- **Figure content listings**

══════════════════════════════

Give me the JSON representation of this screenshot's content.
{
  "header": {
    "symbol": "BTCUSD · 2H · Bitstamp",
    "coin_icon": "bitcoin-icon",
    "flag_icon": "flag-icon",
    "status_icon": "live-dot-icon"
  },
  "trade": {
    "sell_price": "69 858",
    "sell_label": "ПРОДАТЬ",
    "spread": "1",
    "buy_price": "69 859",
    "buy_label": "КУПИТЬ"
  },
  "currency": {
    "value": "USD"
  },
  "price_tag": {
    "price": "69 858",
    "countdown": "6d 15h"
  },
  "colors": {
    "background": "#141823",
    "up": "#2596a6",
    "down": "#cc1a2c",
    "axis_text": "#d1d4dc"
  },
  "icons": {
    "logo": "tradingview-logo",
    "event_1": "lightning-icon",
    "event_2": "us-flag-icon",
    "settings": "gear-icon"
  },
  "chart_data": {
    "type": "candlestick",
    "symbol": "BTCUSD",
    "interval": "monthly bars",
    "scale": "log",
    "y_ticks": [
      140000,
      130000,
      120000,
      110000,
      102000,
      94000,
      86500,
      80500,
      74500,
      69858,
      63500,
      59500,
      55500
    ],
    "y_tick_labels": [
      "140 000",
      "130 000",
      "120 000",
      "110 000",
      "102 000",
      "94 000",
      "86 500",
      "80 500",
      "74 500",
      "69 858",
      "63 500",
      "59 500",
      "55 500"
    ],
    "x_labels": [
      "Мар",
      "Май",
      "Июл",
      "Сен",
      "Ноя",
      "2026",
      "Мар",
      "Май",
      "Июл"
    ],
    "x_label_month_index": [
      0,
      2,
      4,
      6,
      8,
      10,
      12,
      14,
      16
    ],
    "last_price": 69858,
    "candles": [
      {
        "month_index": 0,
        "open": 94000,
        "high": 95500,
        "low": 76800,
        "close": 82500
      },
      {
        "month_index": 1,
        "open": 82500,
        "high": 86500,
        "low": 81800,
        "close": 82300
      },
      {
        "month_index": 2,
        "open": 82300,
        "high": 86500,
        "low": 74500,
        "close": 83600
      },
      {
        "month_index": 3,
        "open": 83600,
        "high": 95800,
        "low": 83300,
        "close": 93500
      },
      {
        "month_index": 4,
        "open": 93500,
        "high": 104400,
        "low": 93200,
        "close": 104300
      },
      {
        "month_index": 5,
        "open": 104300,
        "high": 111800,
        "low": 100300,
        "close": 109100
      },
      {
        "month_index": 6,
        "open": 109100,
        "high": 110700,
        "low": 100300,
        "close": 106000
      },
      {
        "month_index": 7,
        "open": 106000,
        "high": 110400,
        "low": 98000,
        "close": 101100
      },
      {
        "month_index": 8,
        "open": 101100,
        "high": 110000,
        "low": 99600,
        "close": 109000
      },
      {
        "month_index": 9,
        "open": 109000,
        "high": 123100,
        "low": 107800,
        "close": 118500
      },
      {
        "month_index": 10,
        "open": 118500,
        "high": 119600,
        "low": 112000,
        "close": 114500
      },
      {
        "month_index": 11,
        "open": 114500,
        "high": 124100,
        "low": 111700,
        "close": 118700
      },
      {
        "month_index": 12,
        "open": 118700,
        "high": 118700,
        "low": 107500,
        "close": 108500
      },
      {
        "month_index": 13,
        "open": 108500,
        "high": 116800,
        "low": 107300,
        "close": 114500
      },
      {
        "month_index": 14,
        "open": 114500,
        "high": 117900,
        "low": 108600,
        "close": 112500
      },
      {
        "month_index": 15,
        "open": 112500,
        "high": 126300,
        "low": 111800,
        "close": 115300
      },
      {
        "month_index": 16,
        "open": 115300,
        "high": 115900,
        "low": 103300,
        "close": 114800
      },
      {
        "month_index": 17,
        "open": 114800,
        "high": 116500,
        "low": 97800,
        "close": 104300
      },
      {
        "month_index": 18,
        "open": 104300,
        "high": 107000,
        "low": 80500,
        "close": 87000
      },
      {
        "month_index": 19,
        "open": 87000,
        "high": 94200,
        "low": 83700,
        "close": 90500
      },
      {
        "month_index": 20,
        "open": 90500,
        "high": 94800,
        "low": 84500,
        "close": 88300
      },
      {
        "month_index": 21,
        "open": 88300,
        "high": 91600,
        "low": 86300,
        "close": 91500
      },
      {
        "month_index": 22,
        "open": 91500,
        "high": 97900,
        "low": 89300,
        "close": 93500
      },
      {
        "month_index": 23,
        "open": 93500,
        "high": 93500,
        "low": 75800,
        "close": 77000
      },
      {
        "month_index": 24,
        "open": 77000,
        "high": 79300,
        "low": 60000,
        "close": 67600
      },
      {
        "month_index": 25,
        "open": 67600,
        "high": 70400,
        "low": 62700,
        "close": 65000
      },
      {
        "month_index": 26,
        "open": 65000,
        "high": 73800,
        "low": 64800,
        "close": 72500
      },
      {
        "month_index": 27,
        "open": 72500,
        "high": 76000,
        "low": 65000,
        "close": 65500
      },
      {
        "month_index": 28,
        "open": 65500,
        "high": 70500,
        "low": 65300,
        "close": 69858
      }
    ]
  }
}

══════════════════════════════

- **Direction**
All lines holding the word "BTCUSD" should be picked out and copied.

- **The result**
    "symbol": "BTCUSD · 2H · Bitstamp",
    "symbol": "BTCUSD",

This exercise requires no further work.